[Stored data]
++++++++

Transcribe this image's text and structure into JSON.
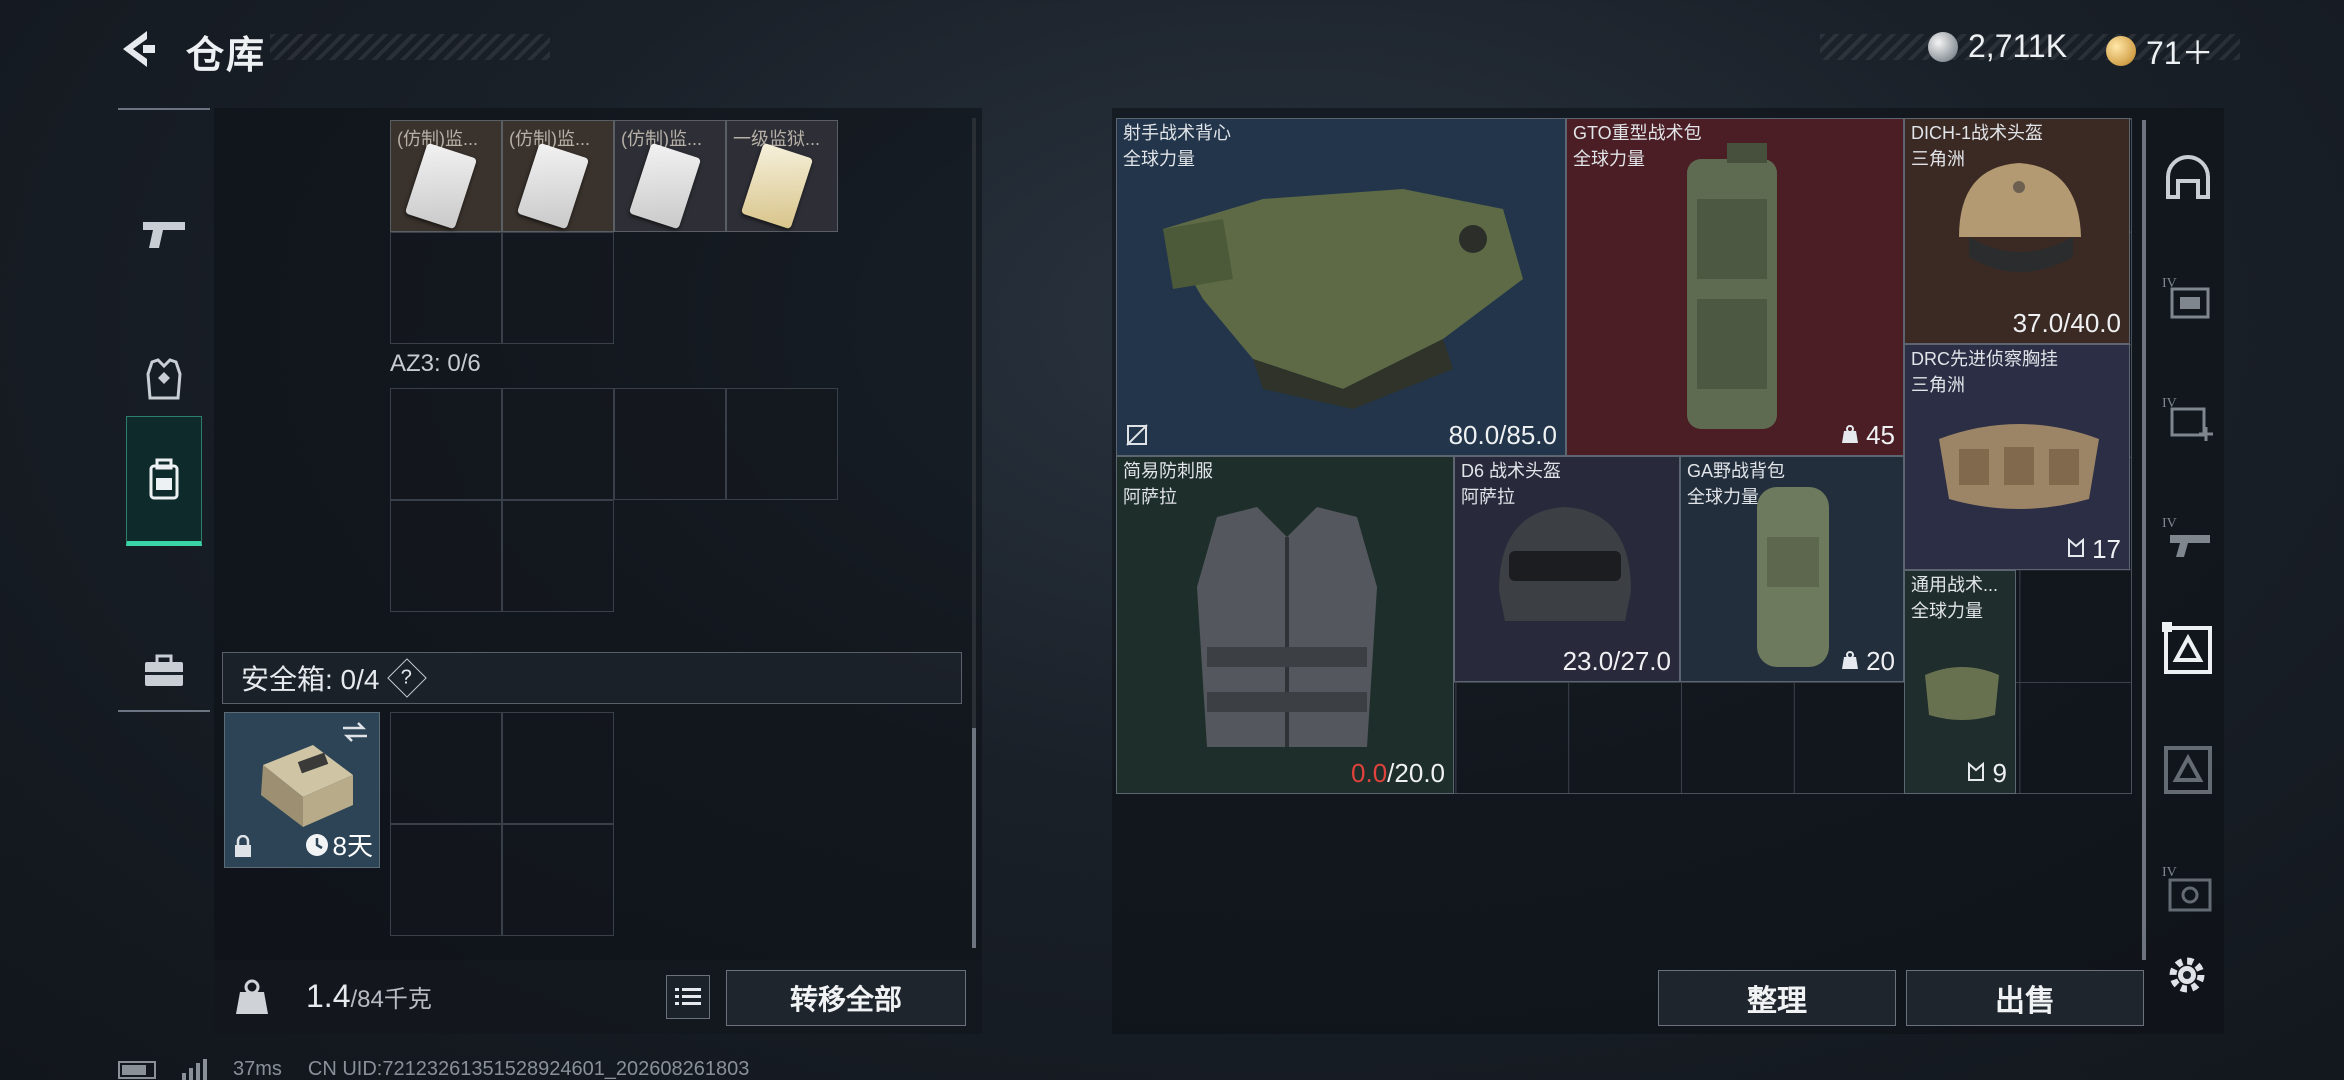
{
  "header": {
    "title": "仓库",
    "currency_1": "2,711K",
    "currency_2": "71＋"
  },
  "left_nav": {
    "items": [
      "weapon",
      "armor",
      "backpack",
      "case"
    ],
    "active": "backpack"
  },
  "left_panel": {
    "top_slots": [
      "(仿制)监...",
      "(仿制)监...",
      "(仿制)监...",
      "一级监狱..."
    ],
    "az3_label": "AZ3: 0/6",
    "safe_box_label": "安全箱: 0/4",
    "safe_box_help": "?",
    "safe_box_days": "8天",
    "weight": "1.4",
    "weight_max": "/84千克",
    "transfer_all": "转移全部"
  },
  "stash": {
    "items": [
      {
        "name": "射手战术背心",
        "sub": "全球力量",
        "value": "80.0/85.0",
        "color": "#22354a"
      },
      {
        "name": "GTO重型战术包",
        "sub": "全球力量",
        "value": "45",
        "color": "#4a1e24"
      },
      {
        "name": "DICH-1战术头盔",
        "sub": "三角洲",
        "value": "37.0/40.0",
        "color": "#3b2a24"
      },
      {
        "name": "DRC先进侦察胸挂",
        "sub": "三角洲",
        "value": "17",
        "color": "#2b2e44"
      },
      {
        "name": "简易防刺服",
        "sub": "阿萨拉",
        "value_red": "0.0",
        "value": "/20.0",
        "color": "#1e2e2a"
      },
      {
        "name": "D6 战术头盔",
        "sub": "阿萨拉",
        "value": "23.0/27.0",
        "color": "#282a3c"
      },
      {
        "name": "GA野战背包",
        "sub": "全球力量",
        "value": "20",
        "color": "#222e3c"
      },
      {
        "name": "通用战术...",
        "sub": "全球力量",
        "value": "9",
        "color": "#1f2d2c"
      }
    ],
    "sort_label": "整理",
    "sell_label": "出售"
  },
  "footer": {
    "ping": "37ms",
    "uid": "CN UID:7212326135152892460​1_202608261803"
  },
  "colors": {
    "accent": "#39d5a6",
    "red_value": "#e0423c"
  }
}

++++++++

* [TO BE DONE]:
Reproduce the full material exactly, excluding the pictures.

* [REPLY TO THE EXERCISE]:
Transcribe this image's text and structure into JSON.
{
  "header": {
    "title": "仓库",
    "currency_1": "2,711K",
    "currency_2": "71＋"
  },
  "left_nav": {
    "items": [
      "weapon",
      "armor",
      "backpack",
      "case"
    ],
    "active": "backpack"
  },
  "left_panel": {
    "top_slots": [
      "(仿制)监...",
      "(仿制)监...",
      "(仿制)监...",
      "一级监狱..."
    ],
    "az3_label": "AZ3: 0/6",
    "safe_box_label": "安全箱: 0/4",
    "safe_box_help": "?",
    "safe_box_days": "8天",
    "weight": "1.4",
    "weight_max": "/84千克",
    "transfer_all": "转移全部"
  },
  "stash": {
    "items": [
      {
        "name": "射手战术背心",
        "sub": "全球力量",
        "value": "80.0/85.0",
        "color": "#22354a"
      },
      {
        "name": "GTO重型战术包",
        "sub": "全球力量",
        "value": "45",
        "color": "#4a1e24"
      },
      {
        "name": "DICH-1战术头盔",
        "sub": "三角洲",
        "value": "37.0/40.0",
        "color": "#3b2a24"
      },
      {
        "name": "DRC先进侦察胸挂",
        "sub": "三角洲",
        "value": "17",
        "color": "#2b2e44"
      },
      {
        "name": "简易防刺服",
        "sub": "阿萨拉",
        "value_red": "0.0",
        "value": "/20.0",
        "color": "#1e2e2a"
      },
      {
        "name": "D6 战术头盔",
        "sub": "阿萨拉",
        "value": "23.0/27.0",
        "color": "#282a3c"
      },
      {
        "name": "GA野战背包",
        "sub": "全球力量",
        "value": "20",
        "color": "#222e3c"
      },
      {
        "name": "通用战术...",
        "sub": "全球力量",
        "value": "9",
        "color": "#1f2d2c"
      }
    ],
    "sort_label": "整理",
    "sell_label": "出售"
  },
  "footer": {
    "ping": "37ms",
    "uid": "CN UID:7212326135152892460​1_202608261803"
  },
  "colors": {
    "accent": "#39d5a6",
    "red_value": "#e0423c"
  }
}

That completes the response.